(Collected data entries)
|---|
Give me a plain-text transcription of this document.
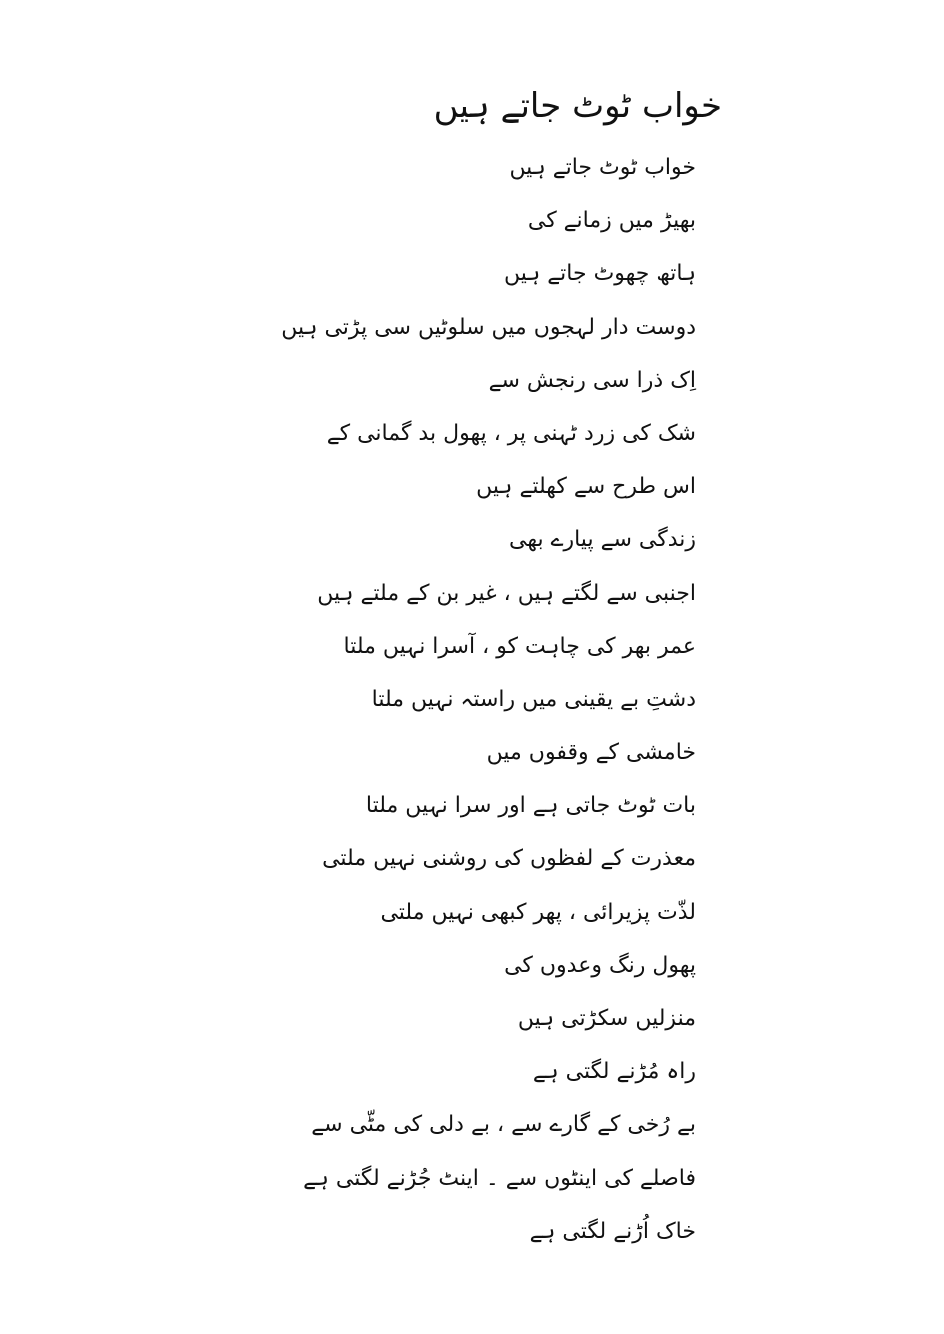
خواب ٹوٹ جاتے ہیں
خواب ٹوٹ جاتے ہیں
بھیڑ میں زمانے کی
ہاتھ چھوٹ جاتے ہیں
دوست دار لہجوں میں سلوٹیں سی پڑتی ہیں
اِک ذرا سی رنجش سے
شک کی زرد ٹہنی پر ، پھول بد گمانی کے
اس طرح سے کھلتے ہیں
زندگی سے پیارے بھی
اجنبی سے لگتے ہیں ، غیر بن کے ملتے ہیں
عمر بھر کی چاہت کو ، آسرا نہیں ملتا
دشتِ بے یقینی میں راستہ نہیں ملتا
خامشی کے وقفوں میں
بات ٹوٹ جاتی ہے اور سرا نہیں ملتا
معذرت کے لفظوں کی روشنی نہیں ملتی
لذّت پزیرائی ، پھر کبھی نہیں ملتی
پھول رنگ وعدوں کی
منزلیں سکڑتی ہیں
راہ مُڑنے لگتی ہے
بے رُخی کے گارے سے ، بے دلی کی مٹّی سے
فاصلے کی اینٹوں سے ۔ اینٹ جُڑنے لگتی ہے
خاک اُڑنے لگتی ہے
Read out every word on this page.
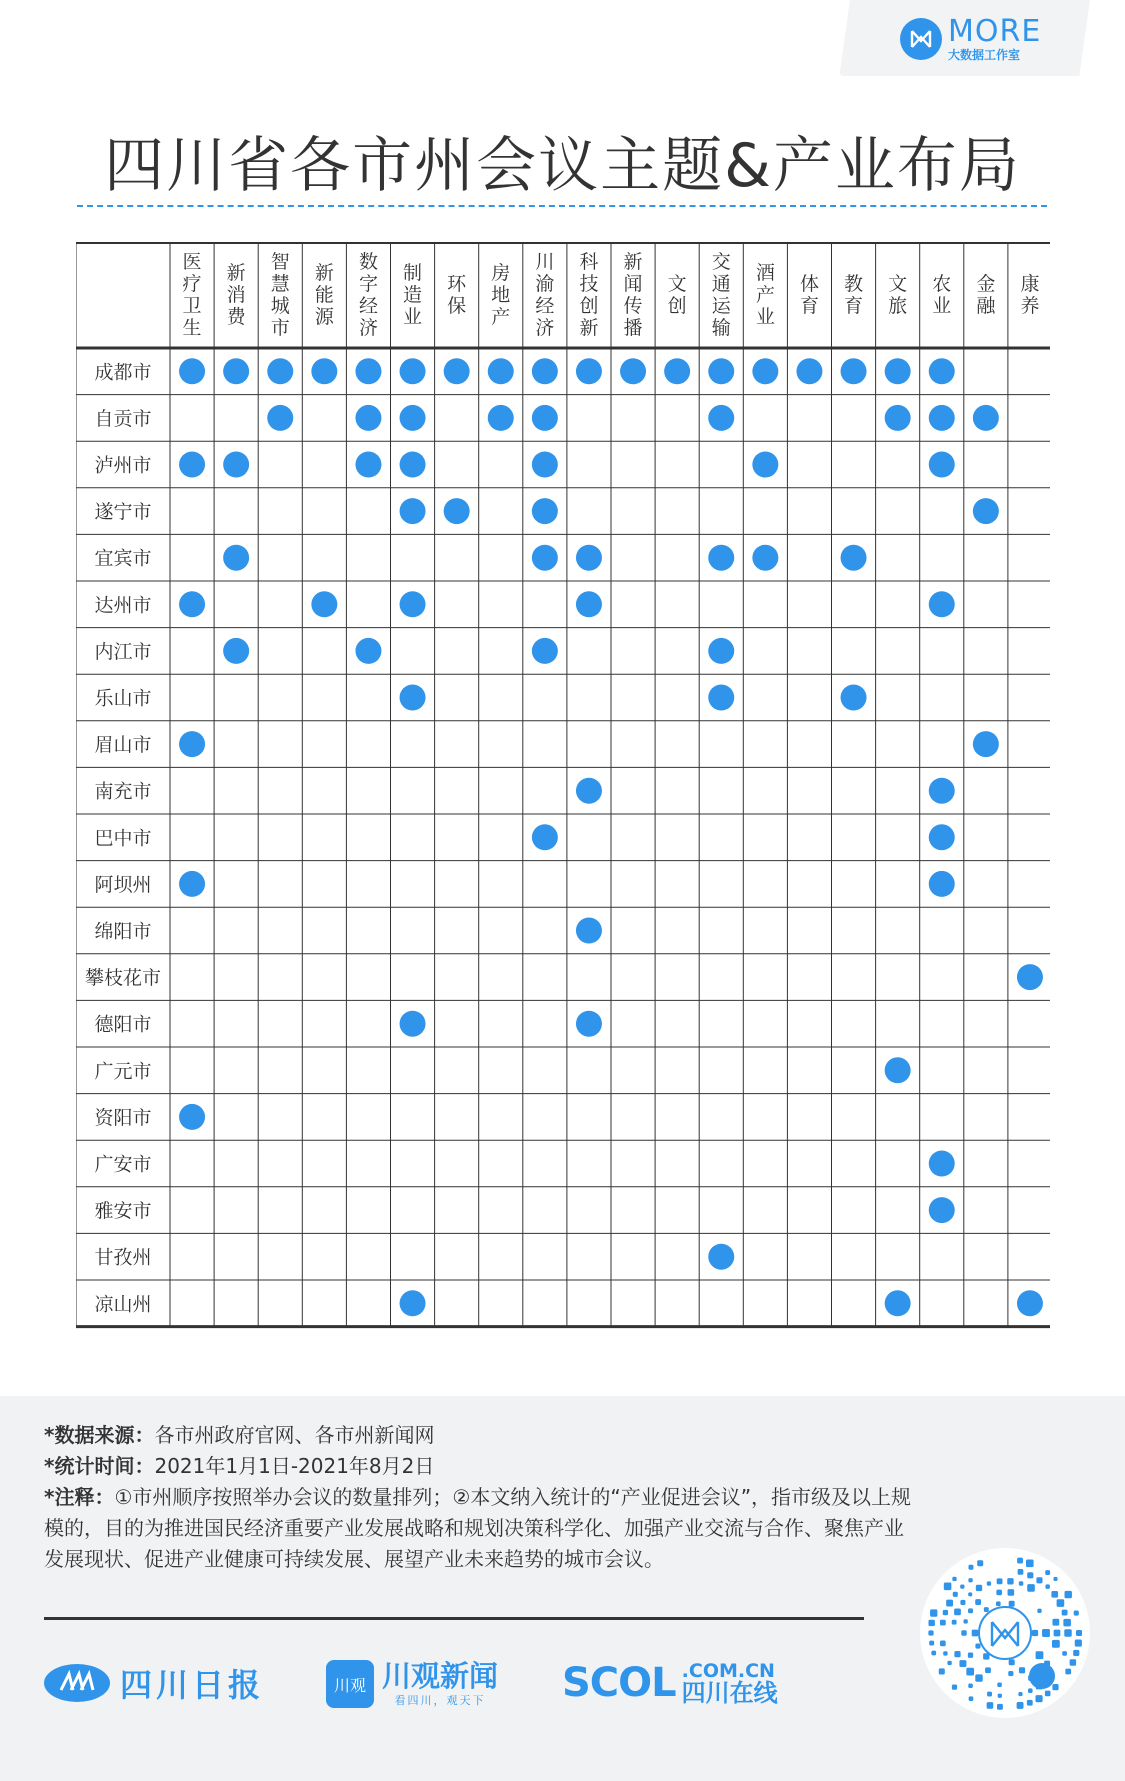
MORE
大数据工作室
四川省各市州会议主题&产业布局
医疗卫生
新消费
智慧城市
新能源
数字经济
制造业
环保
房地产
川渝经济
科技创新
新闻传播
文创
交通运输
酒产业
体育
教育
文旅
农业
金融
康养
成都市
自贡市
泸州市
遂宁市
宜宾市
达州市
内江市
乐山市
眉山市
南充市
巴中市
阿坝州
绵阳市
攀枝花市
德阳市
广元市
资阳市
广安市
雅安市
甘孜州
凉山州

*数据来源：各市州政府官网、各市州新闻网

*统计时间：2021年1月1日-2021年8月2日

*注释：①市州顺序按照举办会议的数量排列；②本文纳入统计的“产业促进会议”，指市级及以上规模的，目的为推进国民经济重要产业发展战略和规划决策科学化、加强产业交流与合作、聚焦产业发展现状、促进产业健康可持续发展、展望产业未来趋势的城市会议。

四川日报	川观 川观新闻
看四川，观天下	SCOL .COM.CN
四川在线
|---|
Check every line for "ملتا" and show the ones that have it.

عمر بھر کی چاہت کو ، آسرا نہیں ملتا
دشتِ بے یقینی میں راستہ نہیں ملتا
بات ٹوٹ جاتی ہے اور سرا نہیں ملتا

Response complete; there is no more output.